— START DATASET ROWS —

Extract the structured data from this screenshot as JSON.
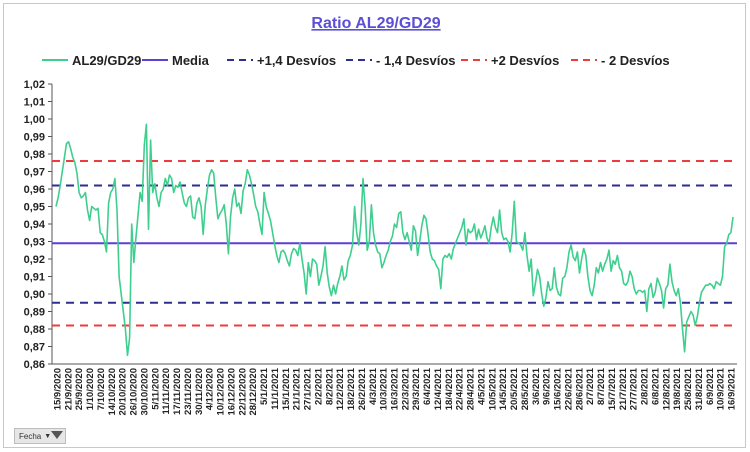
{
  "chart_data": {
    "type": "line",
    "title": "Ratio AL29/GD29",
    "ylim": [
      0.86,
      1.02
    ],
    "ytick_labels": [
      "0,86",
      "0,87",
      "0,88",
      "0,89",
      "0,90",
      "0,91",
      "0,92",
      "0,93",
      "0,94",
      "0,95",
      "0,96",
      "0,97",
      "0,98",
      "0,99",
      "1,00",
      "1,01",
      "1,02"
    ],
    "x_tick_labels": [
      "15/9/2020",
      "21/9/2020",
      "25/9/2020",
      "1/10/2020",
      "7/10/2020",
      "14/10/2020",
      "20/10/2020",
      "26/10/2020",
      "30/10/2020",
      "5/11/2020",
      "11/11/2020",
      "17/11/2020",
      "23/11/2020",
      "30/11/2020",
      "4/12/2020",
      "10/12/2020",
      "16/12/2020",
      "22/12/2020",
      "28/12/2020",
      "5/1/2021",
      "11/1/2021",
      "15/1/2021",
      "21/1/2021",
      "27/1/2021",
      "2/2/2021",
      "8/2/2021",
      "12/2/2021",
      "18/2/2021",
      "26/2/2021",
      "4/3/2021",
      "10/3/2021",
      "16/3/2021",
      "22/3/2021",
      "29/3/2021",
      "6/4/2021",
      "12/4/2021",
      "18/4/2021",
      "22/4/2021",
      "28/4/2021",
      "4/5/2021",
      "10/5/2021",
      "14/5/2021",
      "20/5/2021",
      "28/5/2021",
      "3/6/2021",
      "9/6/2021",
      "15/6/2021",
      "22/6/2021",
      "28/6/2021",
      "2/7/2021",
      "8/7/2021",
      "15/7/2021",
      "21/7/2021",
      "27/7/2021",
      "2/8/2021",
      "6/8/2021",
      "12/8/2021",
      "19/8/2021",
      "25/8/2021",
      "31/8/2021",
      "6/9/2021",
      "10/9/2021",
      "16/9/2021"
    ],
    "legend": [
      "AL29/GD29",
      "Media",
      "+1,4 Desvíos",
      "- 1,4 Desvíos",
      "+2 Desvíos",
      "- 2 Desvíos"
    ],
    "legend_position": "top",
    "grid": false,
    "series": [
      {
        "name": "AL29/GD29",
        "color": "#3ecf8e",
        "values": [
          0.95,
          0.955,
          0.962,
          0.97,
          0.978,
          0.986,
          0.987,
          0.983,
          0.978,
          0.975,
          0.969,
          0.958,
          0.955,
          0.956,
          0.958,
          0.948,
          0.942,
          0.95,
          0.949,
          0.948,
          0.949,
          0.935,
          0.934,
          0.93,
          0.924,
          0.952,
          0.958,
          0.96,
          0.966,
          0.948,
          0.91,
          0.9,
          0.89,
          0.88,
          0.865,
          0.875,
          0.94,
          0.918,
          0.932,
          0.945,
          0.958,
          0.953,
          0.985,
          0.997,
          0.937,
          0.988,
          0.958,
          0.963,
          0.955,
          0.95,
          0.958,
          0.96,
          0.966,
          0.962,
          0.968,
          0.966,
          0.958,
          0.962,
          0.961,
          0.964,
          0.958,
          0.952,
          0.95,
          0.955,
          0.956,
          0.944,
          0.943,
          0.952,
          0.955,
          0.95,
          0.934,
          0.951,
          0.96,
          0.968,
          0.971,
          0.969,
          0.955,
          0.943,
          0.946,
          0.948,
          0.951,
          0.94,
          0.923,
          0.944,
          0.955,
          0.96,
          0.95,
          0.952,
          0.946,
          0.959,
          0.963,
          0.971,
          0.968,
          0.963,
          0.957,
          0.95,
          0.947,
          0.94,
          0.934,
          0.958,
          0.95,
          0.946,
          0.942,
          0.935,
          0.928,
          0.922,
          0.918,
          0.924,
          0.925,
          0.923,
          0.919,
          0.916,
          0.923,
          0.926,
          0.925,
          0.922,
          0.929,
          0.92,
          0.912,
          0.9,
          0.918,
          0.91,
          0.92,
          0.919,
          0.917,
          0.905,
          0.91,
          0.916,
          0.927,
          0.912,
          0.904,
          0.899,
          0.905,
          0.9,
          0.906,
          0.91,
          0.916,
          0.908,
          0.91,
          0.919,
          0.922,
          0.928,
          0.95,
          0.935,
          0.928,
          0.94,
          0.966,
          0.95,
          0.925,
          0.93,
          0.951,
          0.935,
          0.928,
          0.924,
          0.923,
          0.915,
          0.918,
          0.922,
          0.925,
          0.93,
          0.933,
          0.94,
          0.938,
          0.946,
          0.947,
          0.935,
          0.931,
          0.935,
          0.93,
          0.925,
          0.939,
          0.936,
          0.922,
          0.93,
          0.939,
          0.945,
          0.943,
          0.934,
          0.924,
          0.92,
          0.919,
          0.916,
          0.914,
          0.903,
          0.92,
          0.922,
          0.921,
          0.923,
          0.92,
          0.926,
          0.929,
          0.932,
          0.935,
          0.938,
          0.943,
          0.928,
          0.937,
          0.935,
          0.936,
          0.94,
          0.931,
          0.937,
          0.932,
          0.935,
          0.939,
          0.932,
          0.929,
          0.938,
          0.944,
          0.938,
          0.935,
          0.948,
          0.935,
          0.931,
          0.932,
          0.93,
          0.924,
          0.935,
          0.953,
          0.93,
          0.929,
          0.928,
          0.925,
          0.935,
          0.922,
          0.913,
          0.92,
          0.899,
          0.906,
          0.914,
          0.91,
          0.9,
          0.893,
          0.898,
          0.907,
          0.902,
          0.903,
          0.915,
          0.904,
          0.9,
          0.899,
          0.909,
          0.91,
          0.915,
          0.924,
          0.928,
          0.921,
          0.919,
          0.924,
          0.912,
          0.92,
          0.926,
          0.922,
          0.91,
          0.902,
          0.899,
          0.905,
          0.915,
          0.912,
          0.918,
          0.913,
          0.917,
          0.92,
          0.925,
          0.913,
          0.919,
          0.917,
          0.922,
          0.915,
          0.913,
          0.906,
          0.905,
          0.907,
          0.913,
          0.91,
          0.903,
          0.9,
          0.902,
          0.902,
          0.901,
          0.902,
          0.89,
          0.903,
          0.906,
          0.898,
          0.901,
          0.909,
          0.906,
          0.902,
          0.892,
          0.903,
          0.905,
          0.917,
          0.907,
          0.902,
          0.899,
          0.903,
          0.895,
          0.88,
          0.867,
          0.884,
          0.887,
          0.89,
          0.888,
          0.882,
          0.887,
          0.895,
          0.901,
          0.903,
          0.905,
          0.905,
          0.906,
          0.905,
          0.903,
          0.907,
          0.906,
          0.905,
          0.91,
          0.927,
          0.929,
          0.934,
          0.935,
          0.944
        ]
      },
      {
        "name": "Media",
        "color": "#5b3fd9",
        "value": 0.929
      },
      {
        "name": "+1,4 Desvíos",
        "color": "#2e2e8c",
        "value": 0.962
      },
      {
        "name": "- 1,4 Desvíos",
        "color": "#2e2e8c",
        "value": 0.895
      },
      {
        "name": "+2 Desvíos",
        "color": "#ef3b3b",
        "value": 0.976
      },
      {
        "name": "- 2 Desvíos",
        "color": "#ef3b3b",
        "value": 0.882
      }
    ]
  },
  "filter": {
    "label": "Fecha",
    "arrow": "▼"
  }
}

— END DATASET ROWS —

Read through the entries and copy each line in which "Desvíos" appears.

> [CORRECT ANSWER]
      "+1,4 Desvíos",
      "- 1,4 Desvíos",
      "+2 Desvíos",
      "- 2 Desvíos"
        "name": "+1,4 Desvíos",
        "name": "- 1,4 Desvíos",
        "name": "+2 Desvíos",
        "name": "- 2 Desvíos",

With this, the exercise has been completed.